# Records

+===+

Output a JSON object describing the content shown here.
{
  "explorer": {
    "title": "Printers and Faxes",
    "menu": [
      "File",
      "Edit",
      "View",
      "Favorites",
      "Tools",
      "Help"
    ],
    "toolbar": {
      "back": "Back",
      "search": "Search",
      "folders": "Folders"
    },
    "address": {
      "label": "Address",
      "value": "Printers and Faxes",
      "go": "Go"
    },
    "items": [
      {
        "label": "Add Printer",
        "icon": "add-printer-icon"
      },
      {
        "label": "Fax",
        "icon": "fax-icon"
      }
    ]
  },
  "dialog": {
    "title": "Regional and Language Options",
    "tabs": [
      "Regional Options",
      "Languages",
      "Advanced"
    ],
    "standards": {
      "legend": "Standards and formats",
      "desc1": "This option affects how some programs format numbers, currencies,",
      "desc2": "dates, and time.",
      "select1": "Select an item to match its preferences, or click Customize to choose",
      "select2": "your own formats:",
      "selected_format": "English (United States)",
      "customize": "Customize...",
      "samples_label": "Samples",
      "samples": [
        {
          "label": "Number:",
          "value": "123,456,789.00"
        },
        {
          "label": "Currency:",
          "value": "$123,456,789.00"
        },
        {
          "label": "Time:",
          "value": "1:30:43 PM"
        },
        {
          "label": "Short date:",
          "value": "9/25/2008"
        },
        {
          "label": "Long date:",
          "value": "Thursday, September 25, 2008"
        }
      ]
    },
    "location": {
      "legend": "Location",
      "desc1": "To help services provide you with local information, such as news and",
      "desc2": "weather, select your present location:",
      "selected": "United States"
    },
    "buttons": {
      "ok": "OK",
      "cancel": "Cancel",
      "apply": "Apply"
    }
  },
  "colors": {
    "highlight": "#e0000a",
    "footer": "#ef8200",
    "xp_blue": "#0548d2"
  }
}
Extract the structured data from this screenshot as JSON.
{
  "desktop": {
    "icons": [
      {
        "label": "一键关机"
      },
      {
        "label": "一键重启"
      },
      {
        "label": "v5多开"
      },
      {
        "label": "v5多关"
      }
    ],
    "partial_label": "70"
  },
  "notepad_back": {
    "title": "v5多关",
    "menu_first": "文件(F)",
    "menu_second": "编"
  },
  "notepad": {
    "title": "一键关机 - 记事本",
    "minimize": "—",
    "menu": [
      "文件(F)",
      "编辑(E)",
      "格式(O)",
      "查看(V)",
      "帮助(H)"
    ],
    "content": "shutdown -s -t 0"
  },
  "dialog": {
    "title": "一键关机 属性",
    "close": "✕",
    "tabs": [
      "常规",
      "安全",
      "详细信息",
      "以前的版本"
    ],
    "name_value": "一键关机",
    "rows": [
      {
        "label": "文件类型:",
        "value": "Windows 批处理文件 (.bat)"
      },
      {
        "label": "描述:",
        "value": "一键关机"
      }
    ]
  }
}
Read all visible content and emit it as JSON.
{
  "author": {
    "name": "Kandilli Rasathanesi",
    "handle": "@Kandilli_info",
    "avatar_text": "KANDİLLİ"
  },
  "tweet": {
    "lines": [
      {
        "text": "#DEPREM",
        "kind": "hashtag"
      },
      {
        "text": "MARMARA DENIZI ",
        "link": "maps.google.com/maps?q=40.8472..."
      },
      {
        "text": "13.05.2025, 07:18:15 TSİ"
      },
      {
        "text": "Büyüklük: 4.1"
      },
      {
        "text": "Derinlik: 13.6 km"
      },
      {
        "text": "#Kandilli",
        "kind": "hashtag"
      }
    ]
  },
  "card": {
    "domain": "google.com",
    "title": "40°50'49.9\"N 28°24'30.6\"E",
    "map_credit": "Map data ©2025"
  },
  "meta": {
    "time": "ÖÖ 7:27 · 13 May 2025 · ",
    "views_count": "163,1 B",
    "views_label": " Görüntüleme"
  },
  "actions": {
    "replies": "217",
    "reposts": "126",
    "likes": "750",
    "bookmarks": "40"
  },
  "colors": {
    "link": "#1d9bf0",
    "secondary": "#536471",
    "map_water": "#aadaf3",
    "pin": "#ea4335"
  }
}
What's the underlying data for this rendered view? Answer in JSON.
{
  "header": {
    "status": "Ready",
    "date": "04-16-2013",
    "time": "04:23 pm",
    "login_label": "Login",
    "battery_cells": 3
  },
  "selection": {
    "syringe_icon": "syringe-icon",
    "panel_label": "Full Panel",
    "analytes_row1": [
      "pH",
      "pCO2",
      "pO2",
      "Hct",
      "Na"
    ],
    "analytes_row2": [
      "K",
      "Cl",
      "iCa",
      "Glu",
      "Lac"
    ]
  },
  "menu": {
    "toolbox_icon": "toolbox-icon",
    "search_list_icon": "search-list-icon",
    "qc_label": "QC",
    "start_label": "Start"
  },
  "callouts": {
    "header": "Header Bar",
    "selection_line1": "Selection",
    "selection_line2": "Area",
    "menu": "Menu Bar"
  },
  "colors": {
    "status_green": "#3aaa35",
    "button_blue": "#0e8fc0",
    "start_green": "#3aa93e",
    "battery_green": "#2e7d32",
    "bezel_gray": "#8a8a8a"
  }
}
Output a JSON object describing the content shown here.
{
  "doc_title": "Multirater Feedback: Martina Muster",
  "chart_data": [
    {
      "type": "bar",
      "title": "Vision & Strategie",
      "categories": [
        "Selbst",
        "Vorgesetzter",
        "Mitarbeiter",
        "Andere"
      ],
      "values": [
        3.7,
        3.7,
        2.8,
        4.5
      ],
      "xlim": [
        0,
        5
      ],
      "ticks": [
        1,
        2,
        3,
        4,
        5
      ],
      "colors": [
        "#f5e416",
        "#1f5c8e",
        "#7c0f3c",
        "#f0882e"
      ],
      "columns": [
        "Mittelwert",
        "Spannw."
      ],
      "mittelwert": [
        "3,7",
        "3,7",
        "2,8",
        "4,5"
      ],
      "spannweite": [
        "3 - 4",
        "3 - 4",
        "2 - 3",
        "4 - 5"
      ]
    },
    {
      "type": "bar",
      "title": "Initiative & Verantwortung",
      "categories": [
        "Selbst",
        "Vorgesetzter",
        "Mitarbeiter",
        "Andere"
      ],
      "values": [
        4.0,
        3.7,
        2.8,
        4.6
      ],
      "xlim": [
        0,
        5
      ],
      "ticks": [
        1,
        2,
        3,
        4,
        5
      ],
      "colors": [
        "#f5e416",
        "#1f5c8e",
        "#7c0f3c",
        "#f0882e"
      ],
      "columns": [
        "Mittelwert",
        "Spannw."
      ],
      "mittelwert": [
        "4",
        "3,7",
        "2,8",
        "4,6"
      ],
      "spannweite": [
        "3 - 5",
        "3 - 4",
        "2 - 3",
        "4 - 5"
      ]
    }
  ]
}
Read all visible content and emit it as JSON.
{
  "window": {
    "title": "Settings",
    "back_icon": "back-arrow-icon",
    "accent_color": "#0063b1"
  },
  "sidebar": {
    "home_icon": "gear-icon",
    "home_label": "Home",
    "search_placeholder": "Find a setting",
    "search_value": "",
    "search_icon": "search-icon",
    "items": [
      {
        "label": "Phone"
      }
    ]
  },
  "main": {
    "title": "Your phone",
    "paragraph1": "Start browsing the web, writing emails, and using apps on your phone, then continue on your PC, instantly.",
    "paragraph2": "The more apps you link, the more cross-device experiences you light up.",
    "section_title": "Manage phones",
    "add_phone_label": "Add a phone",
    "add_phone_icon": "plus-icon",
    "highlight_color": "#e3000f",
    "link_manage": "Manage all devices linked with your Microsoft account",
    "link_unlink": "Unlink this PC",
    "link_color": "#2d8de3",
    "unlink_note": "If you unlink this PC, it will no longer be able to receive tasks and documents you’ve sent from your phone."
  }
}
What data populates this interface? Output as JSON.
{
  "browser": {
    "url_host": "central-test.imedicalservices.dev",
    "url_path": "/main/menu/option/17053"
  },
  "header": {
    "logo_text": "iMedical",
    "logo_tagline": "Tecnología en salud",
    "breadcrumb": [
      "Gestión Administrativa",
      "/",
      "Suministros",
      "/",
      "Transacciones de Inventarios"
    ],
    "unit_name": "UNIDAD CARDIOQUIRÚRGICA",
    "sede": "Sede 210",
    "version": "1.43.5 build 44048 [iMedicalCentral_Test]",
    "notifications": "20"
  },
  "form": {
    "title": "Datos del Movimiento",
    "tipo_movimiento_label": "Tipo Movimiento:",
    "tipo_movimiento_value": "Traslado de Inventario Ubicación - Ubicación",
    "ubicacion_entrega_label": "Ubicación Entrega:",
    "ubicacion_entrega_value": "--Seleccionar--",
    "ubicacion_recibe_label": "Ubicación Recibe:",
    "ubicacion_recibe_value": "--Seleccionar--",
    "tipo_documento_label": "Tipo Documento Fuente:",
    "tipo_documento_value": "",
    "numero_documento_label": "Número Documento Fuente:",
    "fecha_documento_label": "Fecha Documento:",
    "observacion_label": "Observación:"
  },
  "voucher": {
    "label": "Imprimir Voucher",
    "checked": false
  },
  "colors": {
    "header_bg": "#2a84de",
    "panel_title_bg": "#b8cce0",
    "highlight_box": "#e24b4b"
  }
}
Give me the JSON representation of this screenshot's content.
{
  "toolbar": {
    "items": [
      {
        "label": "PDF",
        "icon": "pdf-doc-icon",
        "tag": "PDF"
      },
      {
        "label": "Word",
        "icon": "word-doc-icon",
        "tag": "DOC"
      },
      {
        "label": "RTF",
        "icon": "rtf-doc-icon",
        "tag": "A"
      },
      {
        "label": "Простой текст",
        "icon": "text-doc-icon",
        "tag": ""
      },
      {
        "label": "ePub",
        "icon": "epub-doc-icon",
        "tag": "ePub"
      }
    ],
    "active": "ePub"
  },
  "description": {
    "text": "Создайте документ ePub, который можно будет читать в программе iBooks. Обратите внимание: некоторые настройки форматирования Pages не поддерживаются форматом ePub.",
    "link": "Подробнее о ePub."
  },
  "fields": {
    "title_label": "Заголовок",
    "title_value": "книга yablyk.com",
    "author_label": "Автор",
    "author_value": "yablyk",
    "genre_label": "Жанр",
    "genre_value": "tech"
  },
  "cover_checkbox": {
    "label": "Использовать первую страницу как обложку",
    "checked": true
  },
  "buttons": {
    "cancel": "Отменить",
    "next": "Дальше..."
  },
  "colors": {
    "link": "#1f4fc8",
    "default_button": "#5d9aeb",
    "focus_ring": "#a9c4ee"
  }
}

+===+

# TASK REQUIREMENTS
Copy in full each line that holds the word "screenshot".

# FINISHED ANSWER
Extract the structured data from this screenshot as JSON.
Give me the JSON representation of this screenshot's content.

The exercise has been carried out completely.